What is being asked ▸
Copy out, from the entries below, each line holding the string "value".

Extracted records ▸
■ ■ ■ ■ ■

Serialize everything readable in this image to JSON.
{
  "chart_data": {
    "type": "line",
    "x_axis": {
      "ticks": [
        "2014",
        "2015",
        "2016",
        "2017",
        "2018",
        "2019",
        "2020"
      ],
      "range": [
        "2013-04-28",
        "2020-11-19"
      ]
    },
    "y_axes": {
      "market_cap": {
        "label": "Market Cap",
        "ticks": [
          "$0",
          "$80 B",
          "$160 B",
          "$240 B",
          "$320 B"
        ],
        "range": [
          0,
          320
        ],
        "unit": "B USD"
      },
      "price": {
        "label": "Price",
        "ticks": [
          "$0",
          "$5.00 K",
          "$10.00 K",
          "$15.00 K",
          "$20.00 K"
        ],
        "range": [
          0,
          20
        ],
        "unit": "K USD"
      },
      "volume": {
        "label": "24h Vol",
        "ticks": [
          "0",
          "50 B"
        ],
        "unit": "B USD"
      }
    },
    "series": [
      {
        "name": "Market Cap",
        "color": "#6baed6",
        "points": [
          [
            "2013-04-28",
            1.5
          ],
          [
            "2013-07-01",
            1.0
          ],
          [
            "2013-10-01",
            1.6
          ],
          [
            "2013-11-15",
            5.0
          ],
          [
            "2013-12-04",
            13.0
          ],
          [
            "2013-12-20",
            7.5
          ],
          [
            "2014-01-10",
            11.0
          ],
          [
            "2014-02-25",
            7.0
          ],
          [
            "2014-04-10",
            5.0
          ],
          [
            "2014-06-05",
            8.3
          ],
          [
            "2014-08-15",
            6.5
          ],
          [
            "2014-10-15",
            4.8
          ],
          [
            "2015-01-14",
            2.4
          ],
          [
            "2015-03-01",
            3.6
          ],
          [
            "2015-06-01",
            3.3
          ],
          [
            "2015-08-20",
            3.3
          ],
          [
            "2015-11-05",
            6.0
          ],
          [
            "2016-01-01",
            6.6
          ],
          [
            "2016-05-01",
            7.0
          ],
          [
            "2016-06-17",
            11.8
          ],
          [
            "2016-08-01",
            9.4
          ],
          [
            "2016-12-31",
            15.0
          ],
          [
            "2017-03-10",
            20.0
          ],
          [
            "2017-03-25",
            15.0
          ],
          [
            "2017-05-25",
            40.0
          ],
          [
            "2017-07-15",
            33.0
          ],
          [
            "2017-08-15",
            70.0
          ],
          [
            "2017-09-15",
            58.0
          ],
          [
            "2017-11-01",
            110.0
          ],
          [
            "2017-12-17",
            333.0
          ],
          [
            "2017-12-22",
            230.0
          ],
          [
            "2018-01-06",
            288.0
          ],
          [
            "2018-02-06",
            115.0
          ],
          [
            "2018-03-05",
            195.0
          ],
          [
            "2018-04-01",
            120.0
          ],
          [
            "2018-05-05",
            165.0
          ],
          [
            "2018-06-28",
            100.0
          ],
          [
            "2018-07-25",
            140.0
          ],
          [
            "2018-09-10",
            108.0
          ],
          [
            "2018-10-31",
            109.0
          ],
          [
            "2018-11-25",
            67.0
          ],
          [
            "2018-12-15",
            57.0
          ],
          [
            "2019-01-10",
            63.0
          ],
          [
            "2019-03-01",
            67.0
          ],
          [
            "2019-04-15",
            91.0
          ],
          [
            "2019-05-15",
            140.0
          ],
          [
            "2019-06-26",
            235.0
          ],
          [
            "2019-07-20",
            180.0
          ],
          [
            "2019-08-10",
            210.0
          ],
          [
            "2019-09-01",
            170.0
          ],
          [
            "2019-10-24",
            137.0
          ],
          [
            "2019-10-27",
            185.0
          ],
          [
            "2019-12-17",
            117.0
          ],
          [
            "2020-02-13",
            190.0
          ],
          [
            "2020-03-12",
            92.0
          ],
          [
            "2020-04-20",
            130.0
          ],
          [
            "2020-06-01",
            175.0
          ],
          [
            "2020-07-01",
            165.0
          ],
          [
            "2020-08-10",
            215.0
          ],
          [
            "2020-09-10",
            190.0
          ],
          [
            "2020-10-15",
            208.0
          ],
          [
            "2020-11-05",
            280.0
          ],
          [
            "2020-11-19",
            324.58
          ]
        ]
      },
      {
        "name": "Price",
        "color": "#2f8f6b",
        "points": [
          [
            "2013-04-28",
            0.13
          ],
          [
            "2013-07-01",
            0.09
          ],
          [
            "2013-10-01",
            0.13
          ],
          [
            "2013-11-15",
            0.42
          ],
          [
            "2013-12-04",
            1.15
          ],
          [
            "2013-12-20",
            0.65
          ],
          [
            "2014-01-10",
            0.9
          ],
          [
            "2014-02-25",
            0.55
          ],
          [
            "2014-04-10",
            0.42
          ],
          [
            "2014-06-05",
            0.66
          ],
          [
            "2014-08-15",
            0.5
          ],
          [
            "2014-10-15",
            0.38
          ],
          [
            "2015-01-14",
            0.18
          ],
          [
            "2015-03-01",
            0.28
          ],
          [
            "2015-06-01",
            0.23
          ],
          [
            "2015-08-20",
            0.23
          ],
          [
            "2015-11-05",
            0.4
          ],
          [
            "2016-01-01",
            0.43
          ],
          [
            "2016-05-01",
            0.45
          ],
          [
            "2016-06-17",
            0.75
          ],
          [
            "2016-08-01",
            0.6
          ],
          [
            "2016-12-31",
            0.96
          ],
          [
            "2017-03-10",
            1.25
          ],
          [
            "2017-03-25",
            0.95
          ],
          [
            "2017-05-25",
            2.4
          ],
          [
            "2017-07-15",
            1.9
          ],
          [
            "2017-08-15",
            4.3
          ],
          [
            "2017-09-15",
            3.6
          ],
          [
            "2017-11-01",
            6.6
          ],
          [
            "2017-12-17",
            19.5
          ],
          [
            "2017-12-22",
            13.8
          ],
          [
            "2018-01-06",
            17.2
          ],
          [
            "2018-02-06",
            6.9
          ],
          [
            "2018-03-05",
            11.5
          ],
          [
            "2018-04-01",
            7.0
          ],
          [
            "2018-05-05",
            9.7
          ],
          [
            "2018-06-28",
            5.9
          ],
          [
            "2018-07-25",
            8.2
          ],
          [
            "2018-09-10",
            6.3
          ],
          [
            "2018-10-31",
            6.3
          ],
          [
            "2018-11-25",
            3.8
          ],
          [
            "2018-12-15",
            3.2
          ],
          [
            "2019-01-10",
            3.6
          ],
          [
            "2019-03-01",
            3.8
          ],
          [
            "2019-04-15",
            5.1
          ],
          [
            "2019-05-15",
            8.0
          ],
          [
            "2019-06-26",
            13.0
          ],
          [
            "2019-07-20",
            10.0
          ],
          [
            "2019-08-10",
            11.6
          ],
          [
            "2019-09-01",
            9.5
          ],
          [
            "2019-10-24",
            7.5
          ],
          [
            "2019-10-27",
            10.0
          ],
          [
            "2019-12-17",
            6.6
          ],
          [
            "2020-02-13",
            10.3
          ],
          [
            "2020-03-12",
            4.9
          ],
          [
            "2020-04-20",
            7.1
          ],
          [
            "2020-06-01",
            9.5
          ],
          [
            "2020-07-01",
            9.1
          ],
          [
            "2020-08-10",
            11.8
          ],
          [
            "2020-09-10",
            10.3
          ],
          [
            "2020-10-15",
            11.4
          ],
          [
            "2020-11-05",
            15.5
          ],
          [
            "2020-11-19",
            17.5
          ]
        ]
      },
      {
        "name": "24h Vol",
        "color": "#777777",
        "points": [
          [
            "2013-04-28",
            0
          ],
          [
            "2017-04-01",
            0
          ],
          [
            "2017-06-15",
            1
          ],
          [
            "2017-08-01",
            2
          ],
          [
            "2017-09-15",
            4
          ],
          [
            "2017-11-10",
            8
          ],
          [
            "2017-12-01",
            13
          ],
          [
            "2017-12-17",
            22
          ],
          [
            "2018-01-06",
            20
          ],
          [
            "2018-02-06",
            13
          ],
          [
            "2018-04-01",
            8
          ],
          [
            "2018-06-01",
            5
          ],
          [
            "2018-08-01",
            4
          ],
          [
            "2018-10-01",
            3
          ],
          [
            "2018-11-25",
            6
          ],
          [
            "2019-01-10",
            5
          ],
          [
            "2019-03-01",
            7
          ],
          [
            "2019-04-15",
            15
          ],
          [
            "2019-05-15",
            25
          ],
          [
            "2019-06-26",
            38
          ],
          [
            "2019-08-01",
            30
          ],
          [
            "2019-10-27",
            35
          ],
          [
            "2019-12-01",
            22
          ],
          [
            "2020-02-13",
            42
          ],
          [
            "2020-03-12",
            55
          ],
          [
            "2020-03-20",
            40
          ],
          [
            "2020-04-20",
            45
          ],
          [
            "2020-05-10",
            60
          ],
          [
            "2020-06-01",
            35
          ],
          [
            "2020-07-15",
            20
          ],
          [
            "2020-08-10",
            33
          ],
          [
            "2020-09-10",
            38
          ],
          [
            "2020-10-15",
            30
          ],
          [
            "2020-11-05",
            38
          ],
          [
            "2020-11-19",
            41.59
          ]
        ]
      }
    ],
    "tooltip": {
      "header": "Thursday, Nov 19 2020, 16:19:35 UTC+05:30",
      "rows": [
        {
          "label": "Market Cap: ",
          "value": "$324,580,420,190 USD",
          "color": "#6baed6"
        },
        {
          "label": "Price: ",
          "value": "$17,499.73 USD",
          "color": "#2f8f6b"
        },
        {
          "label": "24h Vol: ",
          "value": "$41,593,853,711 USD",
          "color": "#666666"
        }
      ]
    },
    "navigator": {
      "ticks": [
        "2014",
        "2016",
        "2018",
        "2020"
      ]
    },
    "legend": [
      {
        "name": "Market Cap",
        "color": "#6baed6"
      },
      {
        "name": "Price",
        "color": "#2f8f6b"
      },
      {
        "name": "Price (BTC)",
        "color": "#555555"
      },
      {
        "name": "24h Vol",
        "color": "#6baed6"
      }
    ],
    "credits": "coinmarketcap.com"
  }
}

■ ■ ■ ■ ■

Response to the task ▸
          "value": "$324,580,420,190 USD",
          "value": "$17,499.73 USD",
          "value": "$41,593,853,711 USD",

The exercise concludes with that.